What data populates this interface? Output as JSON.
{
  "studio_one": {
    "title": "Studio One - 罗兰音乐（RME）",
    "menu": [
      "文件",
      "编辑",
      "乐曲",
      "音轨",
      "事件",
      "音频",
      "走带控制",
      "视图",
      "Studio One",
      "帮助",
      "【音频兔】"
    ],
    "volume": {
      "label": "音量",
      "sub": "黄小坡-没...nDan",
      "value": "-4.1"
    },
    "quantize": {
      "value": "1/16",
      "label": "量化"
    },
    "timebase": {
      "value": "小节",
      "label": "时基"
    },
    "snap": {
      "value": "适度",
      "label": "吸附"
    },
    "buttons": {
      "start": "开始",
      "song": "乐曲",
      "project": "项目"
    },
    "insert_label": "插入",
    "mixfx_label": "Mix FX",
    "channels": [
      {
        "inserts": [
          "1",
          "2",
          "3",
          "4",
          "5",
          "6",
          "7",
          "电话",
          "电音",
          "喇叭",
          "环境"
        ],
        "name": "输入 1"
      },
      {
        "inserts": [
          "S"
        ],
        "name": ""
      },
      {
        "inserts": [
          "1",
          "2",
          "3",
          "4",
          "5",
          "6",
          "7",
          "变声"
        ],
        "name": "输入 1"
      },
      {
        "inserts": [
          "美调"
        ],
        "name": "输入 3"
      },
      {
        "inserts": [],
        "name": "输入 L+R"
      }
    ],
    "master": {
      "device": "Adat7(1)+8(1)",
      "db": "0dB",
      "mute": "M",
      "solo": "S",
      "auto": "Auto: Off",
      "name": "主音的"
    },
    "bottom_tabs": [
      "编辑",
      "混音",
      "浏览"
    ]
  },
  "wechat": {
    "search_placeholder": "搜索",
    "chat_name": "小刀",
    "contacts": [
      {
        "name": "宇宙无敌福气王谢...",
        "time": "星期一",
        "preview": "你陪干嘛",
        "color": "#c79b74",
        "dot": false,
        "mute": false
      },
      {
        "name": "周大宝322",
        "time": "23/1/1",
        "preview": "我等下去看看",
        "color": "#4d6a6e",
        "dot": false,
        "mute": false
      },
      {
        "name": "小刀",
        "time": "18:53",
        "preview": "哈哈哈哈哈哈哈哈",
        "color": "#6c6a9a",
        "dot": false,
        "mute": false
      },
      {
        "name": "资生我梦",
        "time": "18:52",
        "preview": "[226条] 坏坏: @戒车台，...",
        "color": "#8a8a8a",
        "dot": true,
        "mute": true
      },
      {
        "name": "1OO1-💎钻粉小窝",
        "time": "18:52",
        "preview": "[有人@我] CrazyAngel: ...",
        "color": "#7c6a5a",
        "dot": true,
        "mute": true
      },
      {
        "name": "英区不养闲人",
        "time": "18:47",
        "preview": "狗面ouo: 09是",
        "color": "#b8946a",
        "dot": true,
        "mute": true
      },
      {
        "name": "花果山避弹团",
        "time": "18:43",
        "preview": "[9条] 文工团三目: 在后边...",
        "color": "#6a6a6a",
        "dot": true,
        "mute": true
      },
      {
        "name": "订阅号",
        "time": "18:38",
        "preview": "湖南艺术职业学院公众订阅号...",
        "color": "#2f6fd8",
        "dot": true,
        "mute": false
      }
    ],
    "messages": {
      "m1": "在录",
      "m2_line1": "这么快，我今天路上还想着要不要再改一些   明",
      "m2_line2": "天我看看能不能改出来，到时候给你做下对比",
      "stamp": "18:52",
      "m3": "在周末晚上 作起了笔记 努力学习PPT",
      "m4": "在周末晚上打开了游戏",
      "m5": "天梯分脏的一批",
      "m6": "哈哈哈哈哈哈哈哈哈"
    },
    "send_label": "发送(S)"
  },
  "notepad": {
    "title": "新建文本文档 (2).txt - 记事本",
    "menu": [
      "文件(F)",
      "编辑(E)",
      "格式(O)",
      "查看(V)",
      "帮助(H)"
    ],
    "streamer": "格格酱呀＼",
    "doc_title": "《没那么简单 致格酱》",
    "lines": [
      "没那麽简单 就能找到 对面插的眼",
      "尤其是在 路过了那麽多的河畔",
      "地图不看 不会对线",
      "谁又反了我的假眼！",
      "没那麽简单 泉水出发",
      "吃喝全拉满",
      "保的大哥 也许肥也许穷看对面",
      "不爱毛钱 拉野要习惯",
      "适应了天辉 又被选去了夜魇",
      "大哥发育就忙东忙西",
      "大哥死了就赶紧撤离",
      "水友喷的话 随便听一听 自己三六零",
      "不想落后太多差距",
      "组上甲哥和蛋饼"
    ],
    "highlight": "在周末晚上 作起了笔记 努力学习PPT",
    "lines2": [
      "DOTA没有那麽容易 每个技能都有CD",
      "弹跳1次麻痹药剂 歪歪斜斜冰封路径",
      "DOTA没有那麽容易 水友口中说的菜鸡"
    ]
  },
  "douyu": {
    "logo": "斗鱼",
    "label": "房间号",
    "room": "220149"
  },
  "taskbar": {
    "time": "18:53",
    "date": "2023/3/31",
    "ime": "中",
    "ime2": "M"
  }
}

###

Given request:
Output all preceding records character for character.

Solution to the problem:
What data populates this interface? Output as JSON.
{
  "studio_one": {
    "title": "Studio One - 罗兰音乐（RME）",
    "menu": [
      "文件",
      "编辑",
      "乐曲",
      "音轨",
      "事件",
      "音频",
      "走带控制",
      "视图",
      "Studio One",
      "帮助",
      "【音频兔】"
    ],
    "volume": {
      "label": "音量",
      "sub": "黄小坡-没...nDan",
      "value": "-4.1"
    },
    "quantize": {
      "value": "1/16",
      "label": "量化"
    },
    "timebase": {
      "value": "小节",
      "label": "时基"
    },
    "snap": {
      "value": "适度",
      "label": "吸附"
    },
    "buttons": {
      "start": "开始",
      "song": "乐曲",
      "project": "项目"
    },
    "insert_label": "插入",
    "mixfx_label": "Mix FX",
    "channels": [
      {
        "inserts": [
          "1",
          "2",
          "3",
          "4",
          "5",
          "6",
          "7",
          "电话",
          "电音",
          "喇叭",
          "环境"
        ],
        "name": "输入 1"
      },
      {
        "inserts": [
          "S"
        ],
        "name": ""
      },
      {
        "inserts": [
          "1",
          "2",
          "3",
          "4",
          "5",
          "6",
          "7",
          "变声"
        ],
        "name": "输入 1"
      },
      {
        "inserts": [
          "美调"
        ],
        "name": "输入 3"
      },
      {
        "inserts": [],
        "name": "输入 L+R"
      }
    ],
    "master": {
      "device": "Adat7(1)+8(1)",
      "db": "0dB",
      "mute": "M",
      "solo": "S",
      "auto": "Auto: Off",
      "name": "主音的"
    },
    "bottom_tabs": [
      "编辑",
      "混音",
      "浏览"
    ]
  },
  "wechat": {
    "search_placeholder": "搜索",
    "chat_name": "小刀",
    "contacts": [
      {
        "name": "宇宙无敌福气王谢...",
        "time": "星期一",
        "preview": "你陪干嘛",
        "color": "#c79b74",
        "dot": false,
        "mute": false
      },
      {
        "name": "周大宝322",
        "time": "23/1/1",
        "preview": "我等下去看看",
        "color": "#4d6a6e",
        "dot": false,
        "mute": false
      },
      {
        "name": "小刀",
        "time": "18:53",
        "preview": "哈哈哈哈哈哈哈哈",
        "color": "#6c6a9a",
        "dot": false,
        "mute": false
      },
      {
        "name": "资生我梦",
        "time": "18:52",
        "preview": "[226条] 坏坏: @戒车台，...",
        "color": "#8a8a8a",
        "dot": true,
        "mute": true
      },
      {
        "name": "1OO1-💎钻粉小窝",
        "time": "18:52",
        "preview": "[有人@我] CrazyAngel: ...",
        "color": "#7c6a5a",
        "dot": true,
        "mute": true
      },
      {
        "name": "英区不养闲人",
        "time": "18:47",
        "preview": "狗面ouo: 09是",
        "color": "#b8946a",
        "dot": true,
        "mute": true
      },
      {
        "name": "花果山避弹团",
        "time": "18:43",
        "preview": "[9条] 文工团三目: 在后边...",
        "color": "#6a6a6a",
        "dot": true,
        "mute": true
      },
      {
        "name": "订阅号",
        "time": "18:38",
        "preview": "湖南艺术职业学院公众订阅号...",
        "color": "#2f6fd8",
        "dot": true,
        "mute": false
      }
    ],
    "messages": {
      "m1": "在录",
      "m2_line1": "这么快，我今天路上还想着要不要再改一些   明",
      "m2_line2": "天我看看能不能改出来，到时候给你做下对比",
      "stamp": "18:52",
      "m3": "在周末晚上 作起了笔记 努力学习PPT",
      "m4": "在周末晚上打开了游戏",
      "m5": "天梯分脏的一批",
      "m6": "哈哈哈哈哈哈哈哈哈"
    },
    "send_label": "发送(S)"
  },
  "notepad": {
    "title": "新建文本文档 (2).txt - 记事本",
    "menu": [
      "文件(F)",
      "编辑(E)",
      "格式(O)",
      "查看(V)",
      "帮助(H)"
    ],
    "streamer": "格格酱呀＼",
    "doc_title": "《没那么简单 致格酱》",
    "lines": [
      "没那麽简单 就能找到 对面插的眼",
      "尤其是在 路过了那麽多的河畔",
      "地图不看 不会对线",
      "谁又反了我的假眼！",
      "没那麽简单 泉水出发",
      "吃喝全拉满",
      "保的大哥 也许肥也许穷看对面",
      "不爱毛钱 拉野要习惯",
      "适应了天辉 又被选去了夜魇",
      "大哥发育就忙东忙西",
      "大哥死了就赶紧撤离",
      "水友喷的话 随便听一听 自己三六零",
      "不想落后太多差距",
      "组上甲哥和蛋饼"
    ],
    "highlight": "在周末晚上 作起了笔记 努力学习PPT",
    "lines2": [
      "DOTA没有那麽容易 每个技能都有CD",
      "弹跳1次麻痹药剂 歪歪斜斜冰封路径",
      "DOTA没有那麽容易 水友口中说的菜鸡"
    ]
  },
  "douyu": {
    "logo": "斗鱼",
    "label": "房间号",
    "room": "220149"
  },
  "taskbar": {
    "time": "18:53",
    "date": "2023/3/31",
    "ime": "中",
    "ime2": "M"
  }
}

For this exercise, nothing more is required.